── Supplied records

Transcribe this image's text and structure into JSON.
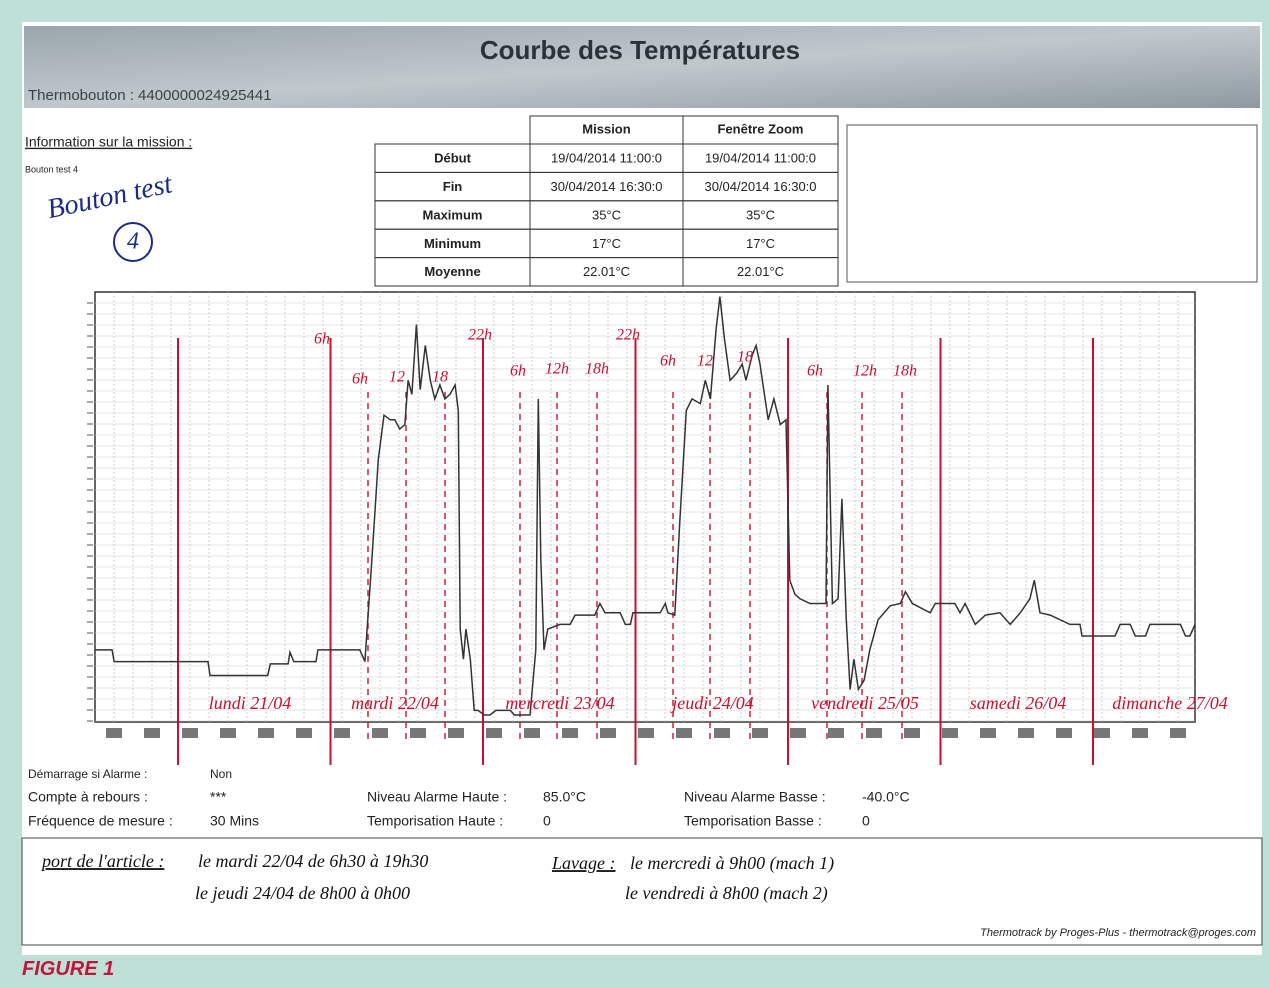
{
  "header": {
    "title": "Courbe des Températures",
    "device": "Thermobouton : 4400000024925441"
  },
  "mission": {
    "heading": "Information sur la mission :",
    "name": "Bouton test 4",
    "handwritten": "Bouton test",
    "handwritten_number": "4"
  },
  "table": {
    "columns": [
      "Mission",
      "Fenêtre Zoom"
    ],
    "rows": [
      [
        "Début",
        "19/04/2014 11:00:0",
        "19/04/2014 11:00:0"
      ],
      [
        "Fin",
        "30/04/2014 16:30:0",
        "30/04/2014 16:30:0"
      ],
      [
        "Maximum",
        "35°C",
        "35°C"
      ],
      [
        "Minimum",
        "17°C",
        "17°C"
      ],
      [
        "Moyenne",
        "22.01°C",
        "22.01°C"
      ]
    ]
  },
  "chart": {
    "type": "line",
    "color": "#333333",
    "xlim": [
      0,
      173.2
    ],
    "ylim": [
      16.7,
      35.2
    ],
    "x": [
      0,
      2.7,
      3.0,
      17.8,
      18.1,
      27.2,
      27.6,
      30.4,
      30.7,
      31.3,
      34.8,
      35.1,
      41.7,
      42.5,
      43.6,
      44.6,
      45.5,
      46.5,
      47.2,
      48.0,
      48.8,
      49.3,
      49.9,
      50.6,
      51.2,
      52.0,
      52.8,
      53.5,
      54.3,
      55.1,
      55.9,
      56.7,
      57.2,
      57.5,
      58.0,
      58.4,
      59.1,
      59.7,
      60.3,
      61.3,
      62.2,
      63.1,
      65.4,
      66.0,
      68.5,
      69.4,
      69.8,
      70.2,
      70.7,
      71.3,
      73.2,
      74.8,
      75.6,
      78.7,
      79.5,
      80.3,
      82.7,
      83.5,
      84.3,
      84.7,
      89.0,
      89.8,
      90.2,
      91.3,
      92.1,
      93.1,
      94.0,
      95.3,
      96.1,
      96.9,
      97.8,
      98.4,
      99.1,
      100.0,
      101.0,
      101.9,
      102.5,
      103.5,
      104.1,
      104.7,
      105.4,
      106.0,
      106.9,
      107.9,
      108.8,
      109.4,
      110.2,
      111.0,
      112.6,
      115.1,
      115.4,
      116.1,
      117.0,
      117.6,
      118.3,
      118.9,
      119.5,
      120.2,
      121.1,
      122.0,
      123.3,
      125.2,
      126.8,
      127.6,
      128.7,
      131.5,
      132.3,
      135.4,
      136.2,
      137.0,
      138.6,
      140.2,
      142.5,
      144.1,
      145.7,
      147.2,
      147.9,
      148.8,
      150.4,
      153.5,
      155.1,
      155.4,
      160.6,
      161.4,
      163.0,
      163.8,
      165.4,
      166.1,
      170.9,
      171.7,
      172.4,
      173.2
    ],
    "values": [
      19.8,
      19.8,
      19.3,
      19.3,
      18.7,
      18.7,
      19.2,
      19.2,
      19.7,
      19.3,
      19.3,
      19.8,
      19.8,
      19.3,
      23.7,
      28.0,
      29.9,
      29.7,
      29.7,
      29.3,
      29.5,
      31.4,
      30.8,
      33.8,
      31.0,
      32.9,
      31.4,
      30.6,
      31.2,
      30.6,
      30.8,
      31.2,
      30.1,
      20.7,
      19.4,
      20.7,
      19.4,
      17.2,
      17.2,
      17.0,
      17.0,
      17.2,
      17.2,
      17.0,
      17.0,
      19.8,
      30.6,
      23.7,
      19.8,
      20.7,
      20.9,
      20.9,
      21.3,
      21.3,
      21.8,
      21.4,
      21.4,
      20.9,
      20.9,
      21.4,
      21.4,
      21.8,
      21.4,
      21.3,
      25.4,
      30.1,
      30.6,
      30.4,
      31.4,
      30.6,
      33.6,
      35.0,
      33.2,
      31.4,
      31.7,
      32.1,
      31.4,
      32.5,
      32.9,
      32.1,
      30.8,
      29.7,
      30.6,
      29.5,
      29.7,
      22.8,
      22.2,
      22.0,
      21.8,
      21.8,
      31.2,
      21.8,
      22.0,
      26.3,
      21.1,
      18.1,
      19.4,
      18.1,
      18.5,
      19.8,
      21.1,
      21.7,
      21.8,
      22.3,
      21.8,
      21.4,
      21.8,
      21.8,
      21.4,
      21.8,
      20.9,
      21.3,
      21.4,
      20.9,
      21.4,
      22.0,
      22.8,
      21.4,
      21.3,
      20.9,
      20.9,
      20.4,
      20.4,
      20.9,
      20.9,
      20.4,
      20.4,
      20.9,
      20.9,
      20.4,
      20.4,
      20.9
    ],
    "day_labels": [
      "lundi 21/04",
      "mardi 22/04",
      "mercredi 23/04",
      "jeudi 24/04",
      "vendredi 25/05",
      "samedi 26/04",
      "dimanche 27/04"
    ],
    "hour_labels": [
      "6h",
      "6h",
      "12",
      "18",
      "22h",
      "6h",
      "12h",
      "18h",
      "22h",
      "6h",
      "12",
      "18",
      "6h",
      "12h",
      "18h"
    ]
  },
  "settings": {
    "left": [
      [
        "Démarrage si Alarme :",
        "Non"
      ],
      [
        "Compte à rebours :",
        "***"
      ],
      [
        "Fréquence de mesure :",
        "30 Mins"
      ]
    ],
    "middle": [
      [
        "Niveau Alarme Haute :",
        "85.0°C"
      ],
      [
        "Temporisation Haute :",
        "0"
      ]
    ],
    "right": [
      [
        "Niveau Alarme Basse :",
        "-40.0°C"
      ],
      [
        "Temporisation Basse :",
        "0"
      ]
    ]
  },
  "notes": {
    "port_label": "port de l'article :",
    "port_lines": [
      "le mardi 22/04 de 6h30 à 19h30",
      "le jeudi 24/04 de 8h00 à 0h00"
    ],
    "lavage_label": "Lavage :",
    "lavage_lines": [
      "le mercredi à 9h00 (mach 1)",
      "le vendredi à 8h00 (mach 2)"
    ]
  },
  "footer": "Thermotrack by Proges-Plus - thermotrack@proges.com",
  "caption": "FIGURE 1"
}
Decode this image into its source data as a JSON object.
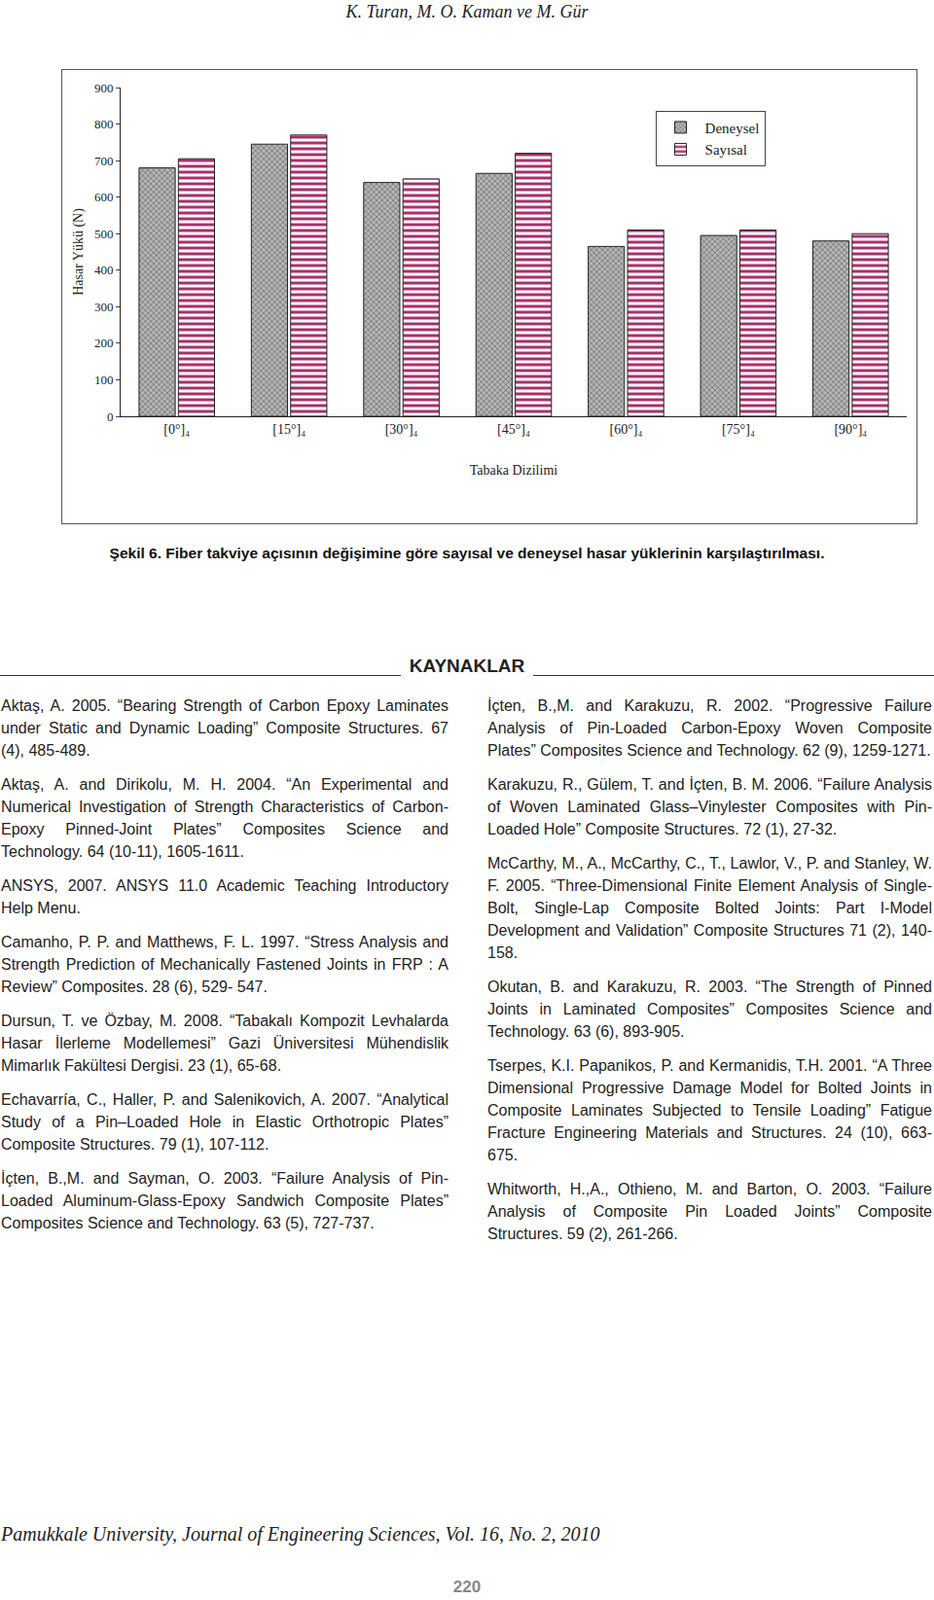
{
  "header": "K. Turan, M. O. Kaman ve M. Gür",
  "chart_data": {
    "type": "bar",
    "x_label": "Tabaka Dizilimi",
    "y_label": "Hasar Yükü (N)",
    "categories": [
      "[0°]₄",
      "[15°]₄",
      "[30°]₄",
      "[45°]₄",
      "[60°]₄",
      "[75°]₄",
      "[90°]₄"
    ],
    "series": [
      {
        "name": "Deneysel",
        "color": "#7a7a7a",
        "values": [
          680,
          745,
          640,
          665,
          465,
          495,
          480
        ]
      },
      {
        "name": "Sayısal",
        "color": "#a8306c",
        "values": [
          705,
          770,
          650,
          720,
          510,
          510,
          500
        ]
      }
    ],
    "ylim": [
      0,
      900
    ],
    "yticks": [
      0,
      100,
      200,
      300,
      400,
      500,
      600,
      700,
      800,
      900
    ],
    "grid": false,
    "legend": "upper right"
  },
  "caption": "Şekil 6. Fiber takviye açısının değişimine göre sayısal ve deneysel hasar yüklerinin karşılaştırılması.",
  "references": {
    "heading": "KAYNAKLAR",
    "left": [
      "Aktaş, A. 2005. “Bearing Strength of Carbon Epoxy Laminates under Static and Dynamic Loading” Composite Structures. 67 (4), 485-489.",
      "Aktaş, A. and Dirikolu, M. H. 2004. “An Experimental and Numerical Investigation of Strength Characteristics of Carbon-Epoxy Pinned-Joint Plates” Composites Science and Technology. 64 (10-11), 1605-1611.",
      "ANSYS, 2007. ANSYS 11.0 Academic Teaching Introductory Help Menu.",
      "Camanho, P. P. and Matthews, F. L. 1997. “Stress Analysis and Strength Prediction of Mechanically Fastened Joints in FRP : A Review” Composites. 28 (6), 529- 547.",
      "Dursun, T. ve Özbay, M. 2008. “Tabakalı Kompozit Levhalarda Hasar İlerleme Modellemesi” Gazi Üniversitesi Mühendislik Mimarlık Fakültesi Dergisi. 23 (1), 65-68.",
      "Echavarría, C., Haller, P. and Salenikovich, A. 2007. “Analytical Study of a Pin–Loaded Hole in Elastic Orthotropic Plates” Composite Structures. 79 (1), 107-112.",
      "İçten, B.,M. and Sayman, O. 2003. “Failure Analysis of Pin-Loaded Aluminum-Glass-Epoxy Sandwich Composite Plates” Composites Science and Technology. 63 (5), 727-737."
    ],
    "right": [
      "İçten, B.,M. and Karakuzu, R. 2002. “Progressive Failure Analysis of Pin-Loaded Carbon-Epoxy Woven Composite Plates” Composites Science and Technology. 62 (9), 1259-1271.",
      "Karakuzu, R., Gülem, T. and İçten, B. M. 2006. “Failure Analysis of Woven Laminated Glass–Vinylester Composites with Pin-Loaded Hole” Composite Structures. 72 (1), 27-32.",
      "McCarthy, M., A., McCarthy, C., T., Lawlor, V., P. and Stanley, W. F. 2005. “Three-Dimensional Finite Element Analysis of Single-Bolt, Single-Lap Composite Bolted Joints: Part I-Model Development and Validation” Composite Structures 71 (2), 140-158.",
      "Okutan, B. and Karakuzu, R. 2003. “The Strength of Pinned Joints in Laminated Composites” Composites Science and Technology. 63 (6), 893-905.",
      "Tserpes, K.I. Papanikos, P. and Kermanidis, T.H. 2001. “A Three Dimensional Progressive Damage Model for Bolted Joints in Composite Laminates Subjected to Tensile Loading” Fatigue Fracture Engineering Materials and Structures. 24 (10), 663- 675.",
      "Whitworth, H.,A., Othieno, M. and Barton, O. 2003. “Failure Analysis of Composite Pin Loaded Joints” Composite Structures. 59 (2), 261-266."
    ]
  },
  "footer": {
    "journal": "Pamukkale University, Journal of Engineering Sciences, Vol. 16, No. 2, 2010",
    "page": "220"
  }
}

────

** What the exercise asks **
Show the lines where the word "Joints" appears in the entries.

** Full answer **
      "Camanho, P. P. and Matthews, F. L. 1997. “Stress Analysis and Strength Prediction of Mechanically Fastened Joints in FRP : A Review” Composites. 28 (6), 529- 547.",
      "McCarthy, M., A., McCarthy, C., T., Lawlor, V., P. and Stanley, W. F. 2005. “Three-Dimensional Finite Element Analysis of Single-Bolt, Single-Lap Composite Bolted Joints: Part I-Model Development and Validation” Composite Structures 71 (2), 140-158.",
      "Okutan, B. and Karakuzu, R. 2003. “The Strength of Pinned Joints in Laminated Composites” Composites Science and Technology. 63 (6), 893-905.",
      "Tserpes, K.I. Papanikos, P. and Kermanidis, T.H. 2001. “A Three Dimensional Progressive Damage Model for Bolted Joints in Composite Laminates Subjected to Tensile Loading” Fatigue Fracture Engineering Materials and Structures. 24 (10), 663- 675.",
      "Whitworth, H.,A., Othieno, M. and Barton, O. 2003. “Failure Analysis of Composite Pin Loaded Joints” Composite Structures. 59 (2), 261-266."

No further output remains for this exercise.